__Prompt__: Give back a single number, the count of lines containing the word "Questions".

__Records supplied__:
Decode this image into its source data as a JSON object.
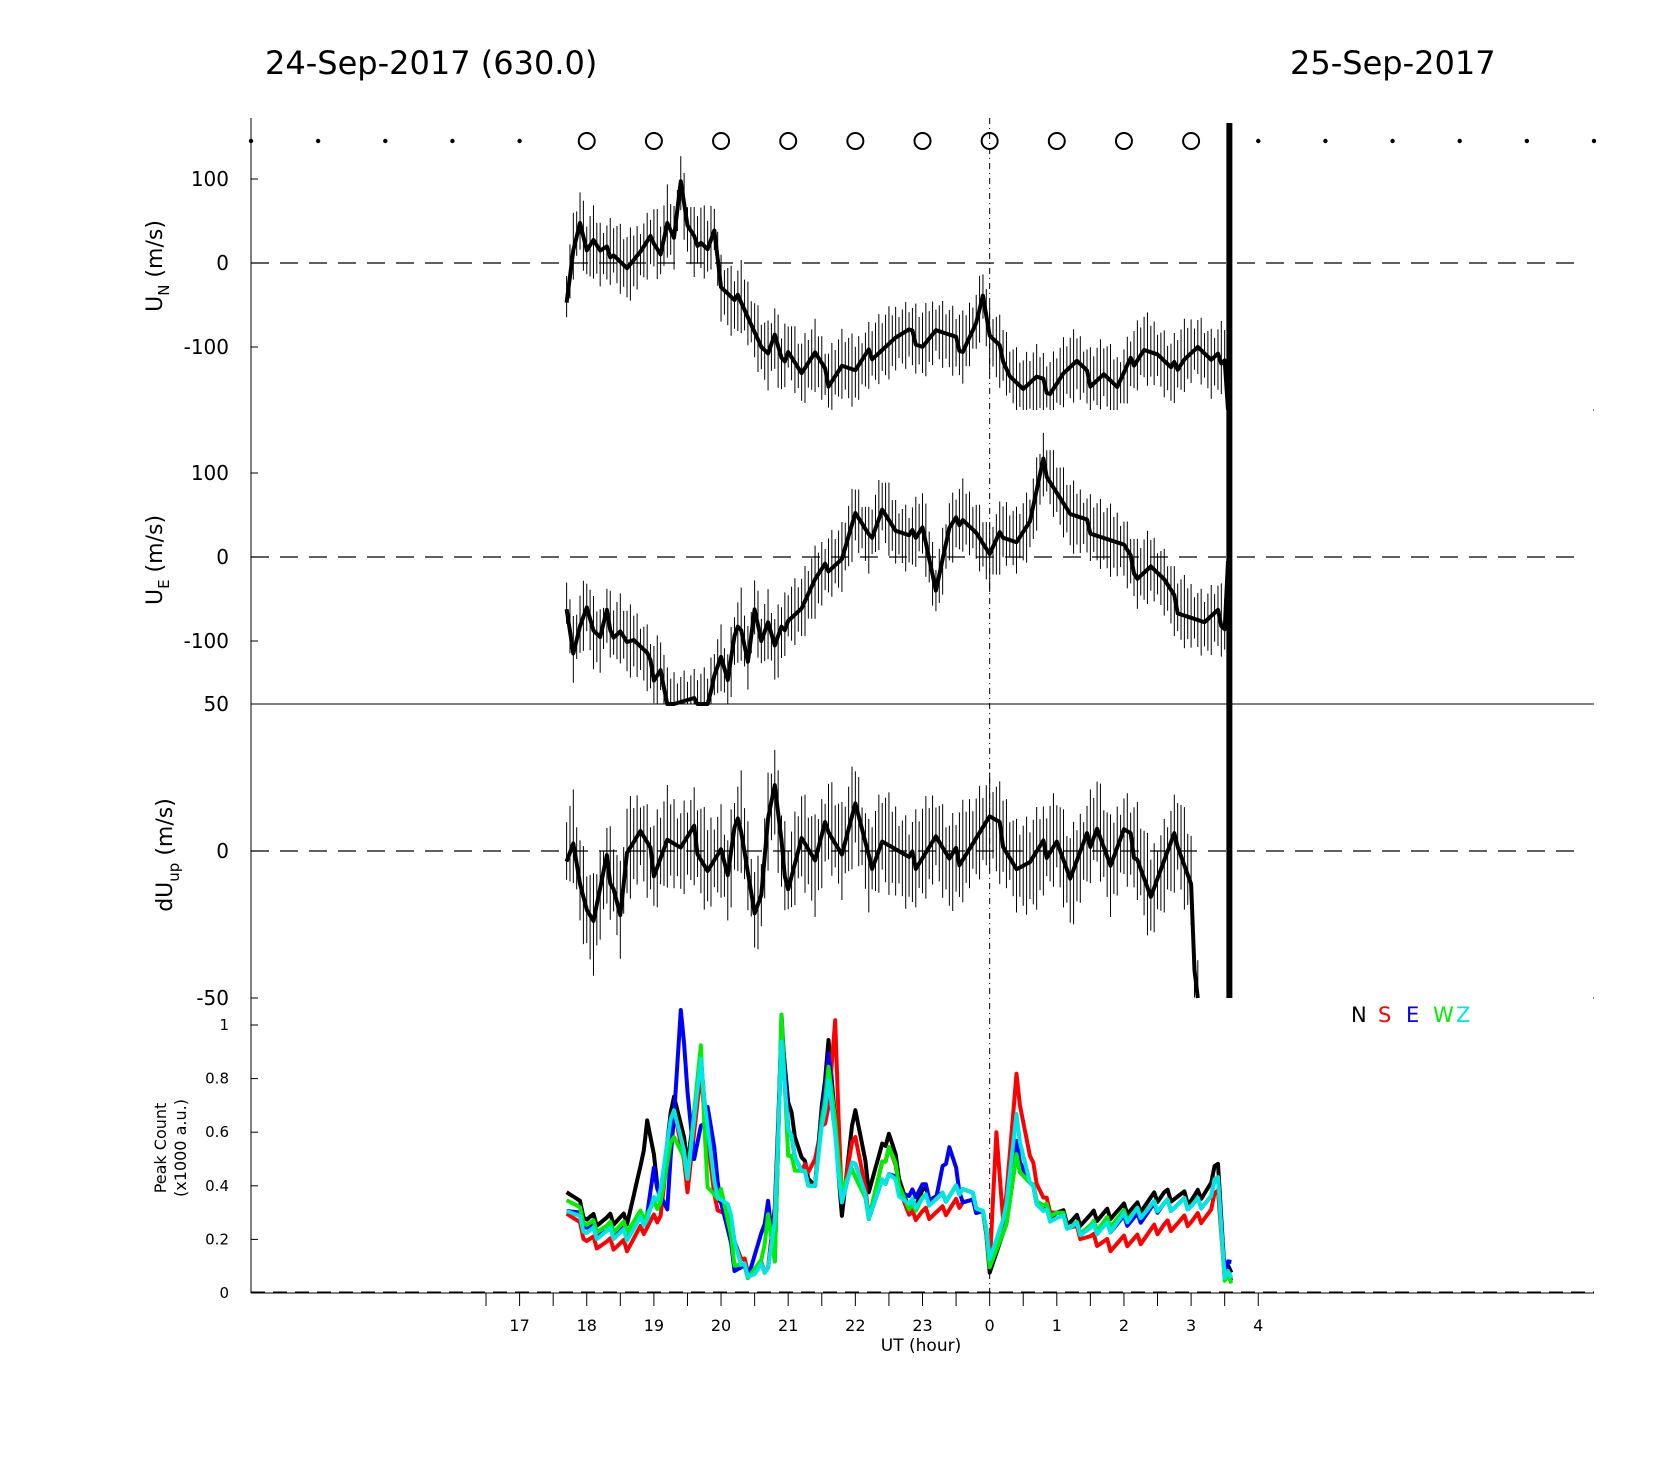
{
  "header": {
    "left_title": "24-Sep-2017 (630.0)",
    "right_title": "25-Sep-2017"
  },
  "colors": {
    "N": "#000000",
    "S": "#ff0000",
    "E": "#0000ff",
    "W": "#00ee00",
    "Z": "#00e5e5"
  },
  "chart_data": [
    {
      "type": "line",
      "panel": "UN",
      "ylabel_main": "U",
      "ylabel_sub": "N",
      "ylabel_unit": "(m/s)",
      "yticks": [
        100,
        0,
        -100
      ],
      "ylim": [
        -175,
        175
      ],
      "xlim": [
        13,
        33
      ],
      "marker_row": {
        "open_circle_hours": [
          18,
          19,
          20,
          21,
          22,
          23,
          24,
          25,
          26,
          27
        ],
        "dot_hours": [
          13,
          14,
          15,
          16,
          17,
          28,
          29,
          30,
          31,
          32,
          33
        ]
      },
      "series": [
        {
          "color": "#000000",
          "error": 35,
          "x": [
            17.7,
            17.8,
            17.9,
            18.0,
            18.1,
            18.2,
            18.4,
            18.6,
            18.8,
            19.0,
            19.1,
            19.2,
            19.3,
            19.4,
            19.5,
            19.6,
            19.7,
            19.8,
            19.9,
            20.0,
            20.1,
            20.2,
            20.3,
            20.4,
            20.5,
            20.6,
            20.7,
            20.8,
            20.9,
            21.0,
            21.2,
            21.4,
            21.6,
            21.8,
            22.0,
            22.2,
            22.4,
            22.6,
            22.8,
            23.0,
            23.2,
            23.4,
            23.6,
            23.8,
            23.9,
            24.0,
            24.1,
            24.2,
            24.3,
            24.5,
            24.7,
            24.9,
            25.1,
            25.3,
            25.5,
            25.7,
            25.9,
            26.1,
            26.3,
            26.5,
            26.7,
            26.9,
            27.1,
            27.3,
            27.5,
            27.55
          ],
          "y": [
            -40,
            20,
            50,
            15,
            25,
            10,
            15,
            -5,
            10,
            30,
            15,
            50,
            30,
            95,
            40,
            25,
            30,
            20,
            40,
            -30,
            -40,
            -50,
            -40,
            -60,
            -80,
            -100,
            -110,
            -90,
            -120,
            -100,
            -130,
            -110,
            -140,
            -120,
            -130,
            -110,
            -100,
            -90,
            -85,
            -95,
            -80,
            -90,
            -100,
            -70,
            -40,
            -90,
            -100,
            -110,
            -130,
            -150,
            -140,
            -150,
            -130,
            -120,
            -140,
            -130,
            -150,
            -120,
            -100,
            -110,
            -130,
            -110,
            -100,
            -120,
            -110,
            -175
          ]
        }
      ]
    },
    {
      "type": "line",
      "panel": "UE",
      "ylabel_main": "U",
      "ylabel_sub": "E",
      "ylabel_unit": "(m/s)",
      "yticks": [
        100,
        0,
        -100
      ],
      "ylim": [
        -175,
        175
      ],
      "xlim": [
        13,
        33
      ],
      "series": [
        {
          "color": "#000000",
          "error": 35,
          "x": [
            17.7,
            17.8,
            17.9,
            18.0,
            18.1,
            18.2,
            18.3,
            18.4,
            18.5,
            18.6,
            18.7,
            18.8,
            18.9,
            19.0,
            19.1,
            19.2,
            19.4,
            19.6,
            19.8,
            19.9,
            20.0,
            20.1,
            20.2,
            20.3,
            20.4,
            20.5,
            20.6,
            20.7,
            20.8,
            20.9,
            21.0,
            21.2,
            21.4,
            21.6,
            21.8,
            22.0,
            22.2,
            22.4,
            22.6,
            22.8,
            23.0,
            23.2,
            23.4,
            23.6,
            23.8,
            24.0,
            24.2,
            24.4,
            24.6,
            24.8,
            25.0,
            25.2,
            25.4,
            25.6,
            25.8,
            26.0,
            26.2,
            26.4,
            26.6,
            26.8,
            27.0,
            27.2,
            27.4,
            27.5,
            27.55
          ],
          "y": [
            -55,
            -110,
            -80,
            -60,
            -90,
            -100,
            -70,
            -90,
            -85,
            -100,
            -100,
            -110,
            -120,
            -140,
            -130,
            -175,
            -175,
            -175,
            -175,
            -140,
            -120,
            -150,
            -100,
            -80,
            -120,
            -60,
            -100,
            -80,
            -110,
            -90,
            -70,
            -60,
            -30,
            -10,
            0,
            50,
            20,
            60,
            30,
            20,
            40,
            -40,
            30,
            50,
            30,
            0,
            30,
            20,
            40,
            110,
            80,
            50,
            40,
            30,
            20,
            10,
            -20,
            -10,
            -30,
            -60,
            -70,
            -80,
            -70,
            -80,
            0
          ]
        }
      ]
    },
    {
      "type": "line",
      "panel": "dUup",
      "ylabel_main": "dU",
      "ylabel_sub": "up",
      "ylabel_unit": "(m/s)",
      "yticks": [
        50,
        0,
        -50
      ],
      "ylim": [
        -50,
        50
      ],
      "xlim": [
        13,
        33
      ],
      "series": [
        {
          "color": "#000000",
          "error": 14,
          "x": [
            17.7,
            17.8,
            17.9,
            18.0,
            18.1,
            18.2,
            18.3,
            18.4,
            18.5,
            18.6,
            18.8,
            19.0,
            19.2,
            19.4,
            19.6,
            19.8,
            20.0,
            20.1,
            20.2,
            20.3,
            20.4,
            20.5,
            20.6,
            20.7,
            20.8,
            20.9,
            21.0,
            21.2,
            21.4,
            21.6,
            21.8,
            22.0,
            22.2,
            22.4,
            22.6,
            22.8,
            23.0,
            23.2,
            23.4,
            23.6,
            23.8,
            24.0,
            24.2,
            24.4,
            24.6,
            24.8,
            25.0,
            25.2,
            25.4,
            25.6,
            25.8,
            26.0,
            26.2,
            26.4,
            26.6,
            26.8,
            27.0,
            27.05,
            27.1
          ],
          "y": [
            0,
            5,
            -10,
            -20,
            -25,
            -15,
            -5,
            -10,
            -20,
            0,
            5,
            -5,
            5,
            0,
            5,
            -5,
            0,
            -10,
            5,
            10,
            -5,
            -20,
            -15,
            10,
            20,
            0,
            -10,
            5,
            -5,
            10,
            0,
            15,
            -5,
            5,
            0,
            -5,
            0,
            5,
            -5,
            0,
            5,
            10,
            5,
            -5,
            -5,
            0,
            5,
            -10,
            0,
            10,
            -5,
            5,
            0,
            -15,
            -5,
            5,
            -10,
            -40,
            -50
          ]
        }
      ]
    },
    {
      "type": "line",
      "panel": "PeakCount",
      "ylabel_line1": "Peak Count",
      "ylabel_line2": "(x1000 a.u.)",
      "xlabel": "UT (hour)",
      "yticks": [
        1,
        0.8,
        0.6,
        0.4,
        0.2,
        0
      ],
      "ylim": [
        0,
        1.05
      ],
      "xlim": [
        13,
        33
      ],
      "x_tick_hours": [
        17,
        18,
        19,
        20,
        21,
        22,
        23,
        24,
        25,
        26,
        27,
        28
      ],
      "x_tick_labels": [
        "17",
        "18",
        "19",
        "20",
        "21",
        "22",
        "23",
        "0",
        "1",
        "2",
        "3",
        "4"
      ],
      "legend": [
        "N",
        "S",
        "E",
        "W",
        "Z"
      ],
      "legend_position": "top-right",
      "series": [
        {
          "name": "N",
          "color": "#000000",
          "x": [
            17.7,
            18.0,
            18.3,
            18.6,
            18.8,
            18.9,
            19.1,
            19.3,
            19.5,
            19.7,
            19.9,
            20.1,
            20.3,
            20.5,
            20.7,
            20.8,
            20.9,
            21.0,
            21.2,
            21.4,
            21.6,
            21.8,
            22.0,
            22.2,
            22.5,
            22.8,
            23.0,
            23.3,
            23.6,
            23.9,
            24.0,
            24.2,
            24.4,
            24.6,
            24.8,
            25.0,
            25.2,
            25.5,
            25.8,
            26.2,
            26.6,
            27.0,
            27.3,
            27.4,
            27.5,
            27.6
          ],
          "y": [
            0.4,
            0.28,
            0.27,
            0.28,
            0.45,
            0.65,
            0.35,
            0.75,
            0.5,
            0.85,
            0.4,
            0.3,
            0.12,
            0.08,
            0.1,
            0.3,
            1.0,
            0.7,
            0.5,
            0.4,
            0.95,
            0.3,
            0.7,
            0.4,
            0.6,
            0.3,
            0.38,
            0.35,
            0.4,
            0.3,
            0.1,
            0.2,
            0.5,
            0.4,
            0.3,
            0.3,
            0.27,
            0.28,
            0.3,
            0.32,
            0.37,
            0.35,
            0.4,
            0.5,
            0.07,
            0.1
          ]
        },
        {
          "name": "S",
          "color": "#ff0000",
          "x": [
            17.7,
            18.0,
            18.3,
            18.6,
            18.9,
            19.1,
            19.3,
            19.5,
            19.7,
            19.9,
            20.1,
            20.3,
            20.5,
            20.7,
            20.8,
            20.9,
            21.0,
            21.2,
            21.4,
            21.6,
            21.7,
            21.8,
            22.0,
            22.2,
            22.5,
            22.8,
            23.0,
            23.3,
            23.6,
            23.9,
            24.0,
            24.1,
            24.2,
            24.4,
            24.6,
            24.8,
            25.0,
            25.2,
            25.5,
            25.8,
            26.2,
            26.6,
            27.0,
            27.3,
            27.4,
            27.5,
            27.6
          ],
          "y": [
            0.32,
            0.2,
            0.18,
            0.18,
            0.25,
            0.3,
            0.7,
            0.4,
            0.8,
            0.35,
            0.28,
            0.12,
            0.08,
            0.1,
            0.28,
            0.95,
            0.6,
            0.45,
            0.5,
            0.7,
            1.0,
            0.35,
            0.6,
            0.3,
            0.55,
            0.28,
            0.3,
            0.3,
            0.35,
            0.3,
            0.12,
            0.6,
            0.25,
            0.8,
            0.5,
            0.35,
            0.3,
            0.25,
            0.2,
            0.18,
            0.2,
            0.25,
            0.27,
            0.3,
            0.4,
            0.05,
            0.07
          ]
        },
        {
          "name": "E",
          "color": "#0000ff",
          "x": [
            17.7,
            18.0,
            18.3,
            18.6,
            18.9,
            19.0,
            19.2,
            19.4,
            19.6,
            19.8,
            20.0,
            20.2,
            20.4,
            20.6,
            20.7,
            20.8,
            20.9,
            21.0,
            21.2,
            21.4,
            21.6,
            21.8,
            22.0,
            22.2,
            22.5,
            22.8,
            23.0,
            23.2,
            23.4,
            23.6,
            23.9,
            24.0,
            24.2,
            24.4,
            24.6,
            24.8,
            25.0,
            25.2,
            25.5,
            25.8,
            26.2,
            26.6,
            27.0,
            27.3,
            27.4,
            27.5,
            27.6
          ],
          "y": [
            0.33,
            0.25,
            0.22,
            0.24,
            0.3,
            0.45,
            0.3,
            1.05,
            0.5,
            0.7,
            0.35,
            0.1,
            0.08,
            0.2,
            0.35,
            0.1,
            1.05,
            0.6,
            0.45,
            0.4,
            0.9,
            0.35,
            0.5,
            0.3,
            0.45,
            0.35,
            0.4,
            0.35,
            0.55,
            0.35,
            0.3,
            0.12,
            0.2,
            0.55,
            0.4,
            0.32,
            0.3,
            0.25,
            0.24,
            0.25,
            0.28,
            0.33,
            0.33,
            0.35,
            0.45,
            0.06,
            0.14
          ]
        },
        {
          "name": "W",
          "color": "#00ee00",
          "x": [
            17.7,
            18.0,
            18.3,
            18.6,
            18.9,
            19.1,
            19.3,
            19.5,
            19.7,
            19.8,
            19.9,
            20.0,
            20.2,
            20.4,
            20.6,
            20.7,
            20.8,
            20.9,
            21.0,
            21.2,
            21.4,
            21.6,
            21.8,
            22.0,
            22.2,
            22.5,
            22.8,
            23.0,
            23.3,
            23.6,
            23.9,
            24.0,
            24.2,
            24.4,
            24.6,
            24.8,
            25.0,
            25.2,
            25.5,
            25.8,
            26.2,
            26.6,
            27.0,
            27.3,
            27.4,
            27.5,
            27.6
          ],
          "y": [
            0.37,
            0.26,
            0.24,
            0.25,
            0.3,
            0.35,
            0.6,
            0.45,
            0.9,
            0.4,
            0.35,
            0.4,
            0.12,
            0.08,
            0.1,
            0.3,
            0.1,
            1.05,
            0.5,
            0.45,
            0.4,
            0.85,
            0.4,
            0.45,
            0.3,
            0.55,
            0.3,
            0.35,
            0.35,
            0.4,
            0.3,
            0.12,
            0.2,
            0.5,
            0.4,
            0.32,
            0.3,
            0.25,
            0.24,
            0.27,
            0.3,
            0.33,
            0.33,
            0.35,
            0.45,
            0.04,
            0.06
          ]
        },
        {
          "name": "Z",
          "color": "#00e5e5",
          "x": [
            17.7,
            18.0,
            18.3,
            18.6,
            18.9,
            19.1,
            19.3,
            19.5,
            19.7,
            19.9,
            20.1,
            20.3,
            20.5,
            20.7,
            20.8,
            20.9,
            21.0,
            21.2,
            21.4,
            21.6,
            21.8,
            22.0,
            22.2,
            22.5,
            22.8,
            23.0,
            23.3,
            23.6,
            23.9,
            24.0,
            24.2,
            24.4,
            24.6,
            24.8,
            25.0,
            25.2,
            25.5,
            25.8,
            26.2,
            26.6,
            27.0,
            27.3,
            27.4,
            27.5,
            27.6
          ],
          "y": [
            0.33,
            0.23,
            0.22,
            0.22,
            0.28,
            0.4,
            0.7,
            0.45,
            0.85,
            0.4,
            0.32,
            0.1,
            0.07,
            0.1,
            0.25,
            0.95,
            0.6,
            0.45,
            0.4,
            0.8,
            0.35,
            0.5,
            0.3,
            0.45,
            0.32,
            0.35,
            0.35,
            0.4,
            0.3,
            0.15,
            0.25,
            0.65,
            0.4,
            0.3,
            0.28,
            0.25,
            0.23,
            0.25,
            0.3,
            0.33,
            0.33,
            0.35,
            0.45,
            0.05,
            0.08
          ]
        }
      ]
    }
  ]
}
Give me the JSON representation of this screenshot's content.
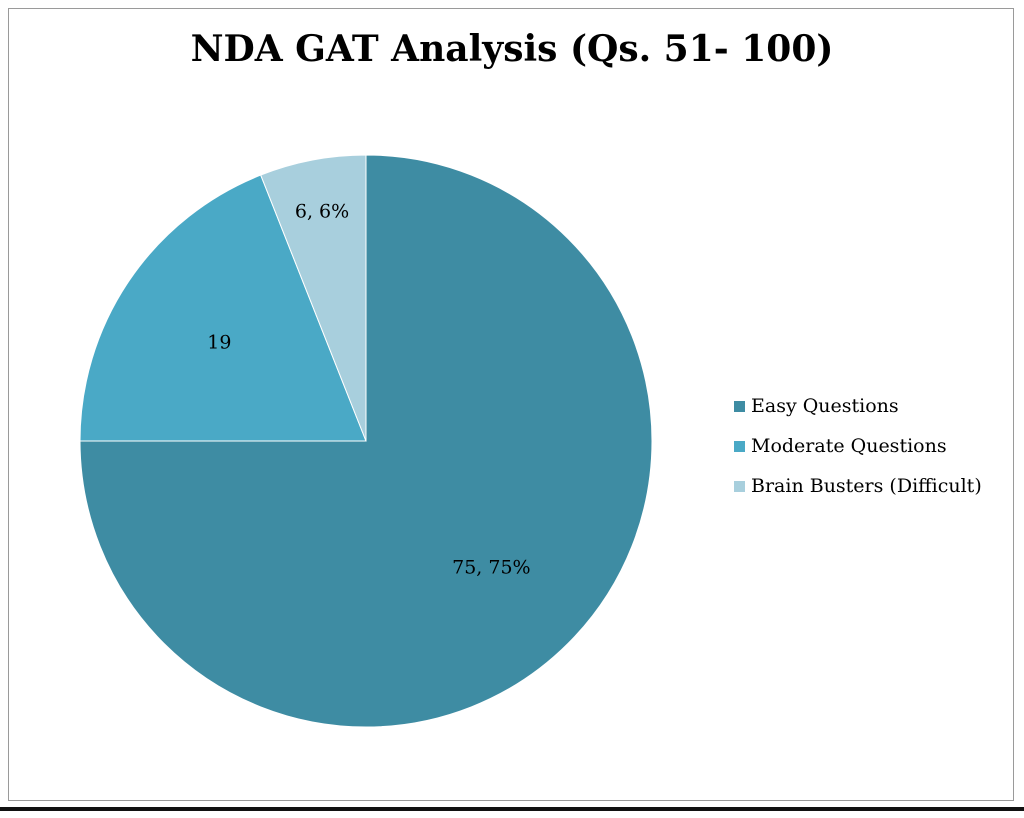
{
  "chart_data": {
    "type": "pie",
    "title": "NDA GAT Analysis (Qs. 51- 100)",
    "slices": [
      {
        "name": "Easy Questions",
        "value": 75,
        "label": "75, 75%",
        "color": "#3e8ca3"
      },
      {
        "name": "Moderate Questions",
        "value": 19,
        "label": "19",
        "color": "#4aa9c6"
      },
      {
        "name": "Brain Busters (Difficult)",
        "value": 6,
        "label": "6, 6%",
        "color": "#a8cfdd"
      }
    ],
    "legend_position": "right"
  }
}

__Exercise answer__: 2